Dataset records
============================================================

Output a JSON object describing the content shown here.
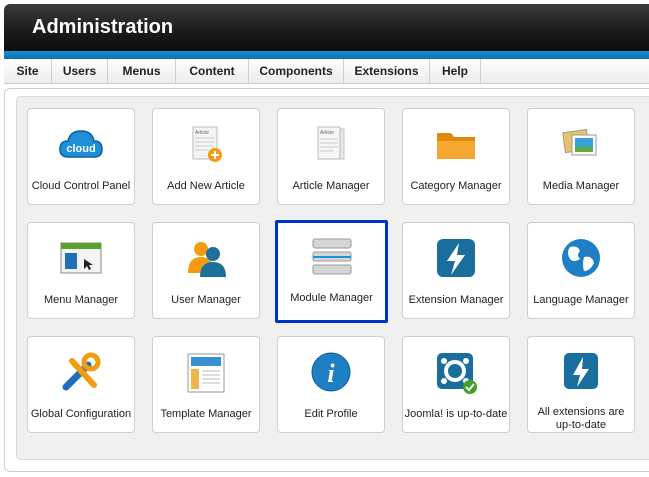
{
  "header": {
    "title": "Administration"
  },
  "menu": [
    {
      "label": "Site"
    },
    {
      "label": "Users"
    },
    {
      "label": "Menus"
    },
    {
      "label": "Content"
    },
    {
      "label": "Components"
    },
    {
      "label": "Extensions"
    },
    {
      "label": "Help"
    }
  ],
  "tiles": [
    {
      "label": "Cloud Control Panel",
      "icon": "cloud-icon",
      "icon_text": "cloud"
    },
    {
      "label": "Add New Article",
      "icon": "add-article-icon",
      "icon_text": "Article"
    },
    {
      "label": "Article Manager",
      "icon": "article-icon",
      "icon_text": "Article"
    },
    {
      "label": "Category Manager",
      "icon": "folder-icon"
    },
    {
      "label": "Media Manager",
      "icon": "media-icon"
    },
    {
      "label": "Menu Manager",
      "icon": "menu-window-icon"
    },
    {
      "label": "User Manager",
      "icon": "users-icon"
    },
    {
      "label": "Module Manager",
      "icon": "module-stack-icon",
      "selected": true
    },
    {
      "label": "Extension Manager",
      "icon": "lightning-icon"
    },
    {
      "label": "Language Manager",
      "icon": "globe-icon"
    },
    {
      "label": "Global Configuration",
      "icon": "tools-icon"
    },
    {
      "label": "Template Manager",
      "icon": "template-icon"
    },
    {
      "label": "Edit Profile",
      "icon": "info-icon",
      "icon_text": "i"
    },
    {
      "label": "Joomla! is up-to-date",
      "icon": "joomla-check-icon"
    },
    {
      "label": "All extensions are up-to-date",
      "icon": "lightning-small-icon"
    }
  ],
  "colors": {
    "accent": "#1a8fd6",
    "header": "#1a1a1a",
    "selection": "#0033cc"
  }
}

============================================================

> **Directions for this task**: Copy out all the data without changing anything, and drop the pictures.

> **Task solution**:
Output a JSON object describing the content shown here.
{
  "header": {
    "title": "Administration"
  },
  "menu": [
    {
      "label": "Site"
    },
    {
      "label": "Users"
    },
    {
      "label": "Menus"
    },
    {
      "label": "Content"
    },
    {
      "label": "Components"
    },
    {
      "label": "Extensions"
    },
    {
      "label": "Help"
    }
  ],
  "tiles": [
    {
      "label": "Cloud Control Panel",
      "icon": "cloud-icon",
      "icon_text": "cloud"
    },
    {
      "label": "Add New Article",
      "icon": "add-article-icon",
      "icon_text": "Article"
    },
    {
      "label": "Article Manager",
      "icon": "article-icon",
      "icon_text": "Article"
    },
    {
      "label": "Category Manager",
      "icon": "folder-icon"
    },
    {
      "label": "Media Manager",
      "icon": "media-icon"
    },
    {
      "label": "Menu Manager",
      "icon": "menu-window-icon"
    },
    {
      "label": "User Manager",
      "icon": "users-icon"
    },
    {
      "label": "Module Manager",
      "icon": "module-stack-icon",
      "selected": true
    },
    {
      "label": "Extension Manager",
      "icon": "lightning-icon"
    },
    {
      "label": "Language Manager",
      "icon": "globe-icon"
    },
    {
      "label": "Global Configuration",
      "icon": "tools-icon"
    },
    {
      "label": "Template Manager",
      "icon": "template-icon"
    },
    {
      "label": "Edit Profile",
      "icon": "info-icon",
      "icon_text": "i"
    },
    {
      "label": "Joomla! is up-to-date",
      "icon": "joomla-check-icon"
    },
    {
      "label": "All extensions are up-to-date",
      "icon": "lightning-small-icon"
    }
  ],
  "colors": {
    "accent": "#1a8fd6",
    "header": "#1a1a1a",
    "selection": "#0033cc"
  }
}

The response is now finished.